** Exercise description **
The listing must be reproduced in full, exactly as it stands.

Source data
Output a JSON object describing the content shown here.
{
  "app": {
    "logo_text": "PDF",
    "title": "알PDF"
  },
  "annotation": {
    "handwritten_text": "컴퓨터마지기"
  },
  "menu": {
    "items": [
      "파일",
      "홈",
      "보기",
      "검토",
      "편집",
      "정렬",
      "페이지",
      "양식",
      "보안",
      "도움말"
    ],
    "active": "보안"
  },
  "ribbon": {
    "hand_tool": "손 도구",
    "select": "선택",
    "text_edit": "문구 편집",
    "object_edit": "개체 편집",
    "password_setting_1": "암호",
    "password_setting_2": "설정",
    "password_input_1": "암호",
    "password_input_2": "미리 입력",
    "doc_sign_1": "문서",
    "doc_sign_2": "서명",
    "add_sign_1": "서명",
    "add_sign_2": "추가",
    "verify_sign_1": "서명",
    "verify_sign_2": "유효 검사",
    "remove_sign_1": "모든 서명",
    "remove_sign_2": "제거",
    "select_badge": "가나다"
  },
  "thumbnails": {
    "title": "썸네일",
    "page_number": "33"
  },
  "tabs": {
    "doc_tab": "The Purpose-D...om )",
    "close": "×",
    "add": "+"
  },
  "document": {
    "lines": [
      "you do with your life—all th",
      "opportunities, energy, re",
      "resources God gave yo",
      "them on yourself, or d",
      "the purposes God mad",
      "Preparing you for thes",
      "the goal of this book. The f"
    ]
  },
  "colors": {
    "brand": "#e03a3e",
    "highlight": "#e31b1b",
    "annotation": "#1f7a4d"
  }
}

** Solution below **
Output a JSON object describing the content shown here.
{
  "app": {
    "logo_text": "PDF",
    "title": "알PDF"
  },
  "annotation": {
    "handwritten_text": "컴퓨터마지기"
  },
  "menu": {
    "items": [
      "파일",
      "홈",
      "보기",
      "검토",
      "편집",
      "정렬",
      "페이지",
      "양식",
      "보안",
      "도움말"
    ],
    "active": "보안"
  },
  "ribbon": {
    "hand_tool": "손 도구",
    "select": "선택",
    "text_edit": "문구 편집",
    "object_edit": "개체 편집",
    "password_setting_1": "암호",
    "password_setting_2": "설정",
    "password_input_1": "암호",
    "password_input_2": "미리 입력",
    "doc_sign_1": "문서",
    "doc_sign_2": "서명",
    "add_sign_1": "서명",
    "add_sign_2": "추가",
    "verify_sign_1": "서명",
    "verify_sign_2": "유효 검사",
    "remove_sign_1": "모든 서명",
    "remove_sign_2": "제거",
    "select_badge": "가나다"
  },
  "thumbnails": {
    "title": "썸네일",
    "page_number": "33"
  },
  "tabs": {
    "doc_tab": "The Purpose-D...om )",
    "close": "×",
    "add": "+"
  },
  "document": {
    "lines": [
      "you do with your life—all th",
      "opportunities, energy, re",
      "resources God gave yo",
      "them on yourself, or d",
      "the purposes God mad",
      "Preparing you for thes",
      "the goal of this book. The f"
    ]
  },
  "colors": {
    "brand": "#e03a3e",
    "highlight": "#e31b1b",
    "annotation": "#1f7a4d"
  }
}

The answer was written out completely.